Data entries:
_ _ _ _

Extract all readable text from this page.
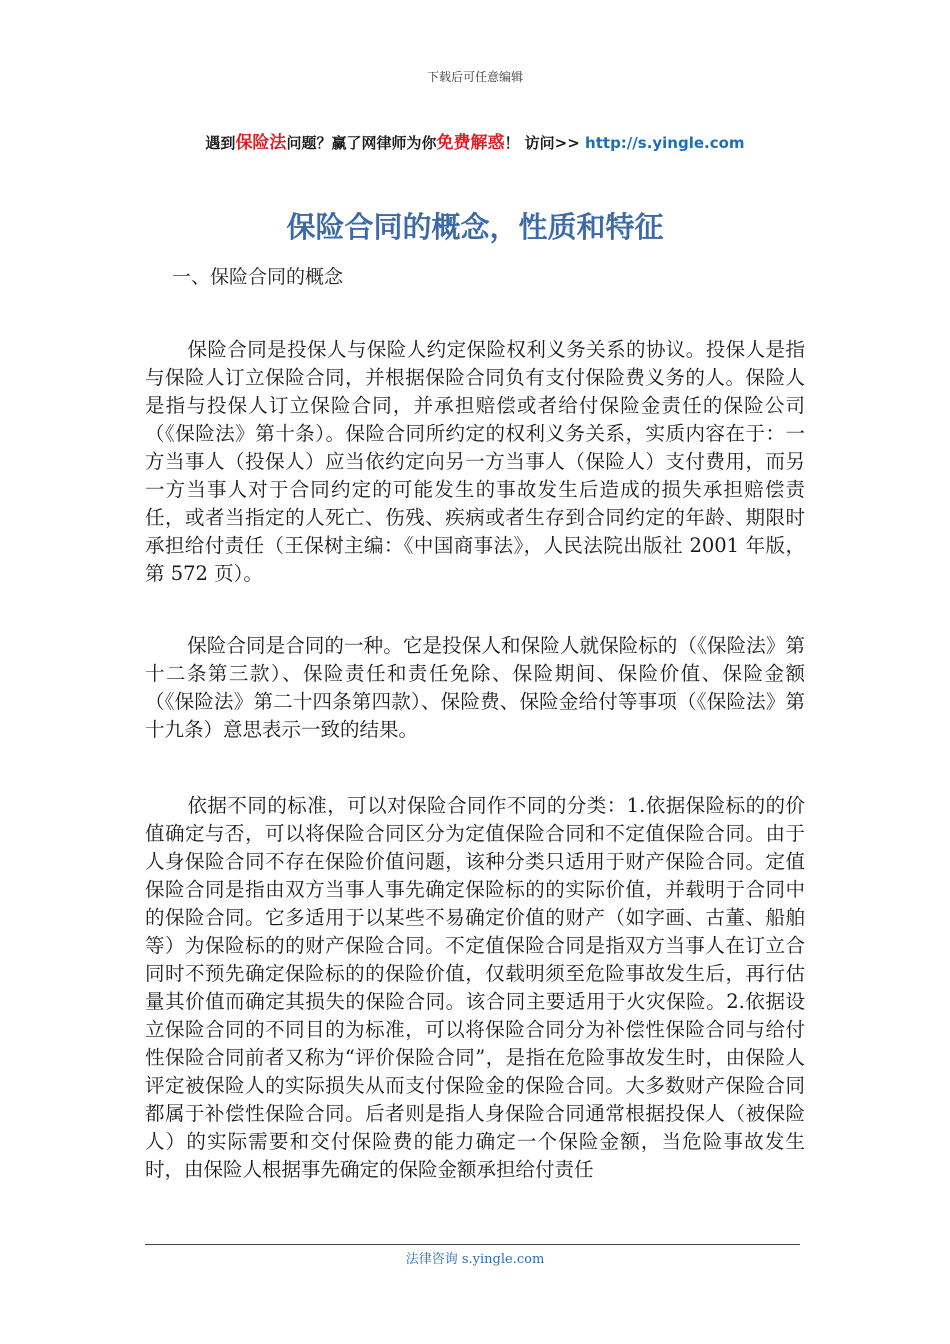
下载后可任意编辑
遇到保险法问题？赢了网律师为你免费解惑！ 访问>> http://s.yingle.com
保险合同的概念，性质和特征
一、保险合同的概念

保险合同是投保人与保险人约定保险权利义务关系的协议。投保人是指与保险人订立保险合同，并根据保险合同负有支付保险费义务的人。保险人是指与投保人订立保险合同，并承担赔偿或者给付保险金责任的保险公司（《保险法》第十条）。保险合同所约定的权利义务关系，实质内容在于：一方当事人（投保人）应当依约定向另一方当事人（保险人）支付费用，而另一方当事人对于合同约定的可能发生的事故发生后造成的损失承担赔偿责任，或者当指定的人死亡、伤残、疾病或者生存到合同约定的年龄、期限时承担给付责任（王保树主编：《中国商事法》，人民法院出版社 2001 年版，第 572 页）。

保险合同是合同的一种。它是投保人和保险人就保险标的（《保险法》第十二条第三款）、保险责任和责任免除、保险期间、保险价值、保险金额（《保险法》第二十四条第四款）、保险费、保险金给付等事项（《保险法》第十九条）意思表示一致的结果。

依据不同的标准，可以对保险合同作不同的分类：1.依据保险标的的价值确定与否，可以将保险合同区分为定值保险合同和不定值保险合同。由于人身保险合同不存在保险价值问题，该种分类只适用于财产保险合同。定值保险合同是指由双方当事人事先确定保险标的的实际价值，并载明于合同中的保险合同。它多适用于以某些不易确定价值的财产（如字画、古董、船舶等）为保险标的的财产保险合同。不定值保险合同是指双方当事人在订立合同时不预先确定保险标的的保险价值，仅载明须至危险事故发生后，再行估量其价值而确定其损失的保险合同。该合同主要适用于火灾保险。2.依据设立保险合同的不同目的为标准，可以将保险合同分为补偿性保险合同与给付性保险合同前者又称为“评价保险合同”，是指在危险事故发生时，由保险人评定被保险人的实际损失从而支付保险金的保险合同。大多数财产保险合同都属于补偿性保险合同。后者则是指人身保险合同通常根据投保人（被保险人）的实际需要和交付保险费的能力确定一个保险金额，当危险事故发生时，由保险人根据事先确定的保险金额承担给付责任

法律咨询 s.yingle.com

_ _ _ _

▶ **THE TASK**: Give the number of lines in the records that contain the string "yingle", with no other output.

▶ **CORRECT RESULT**: 2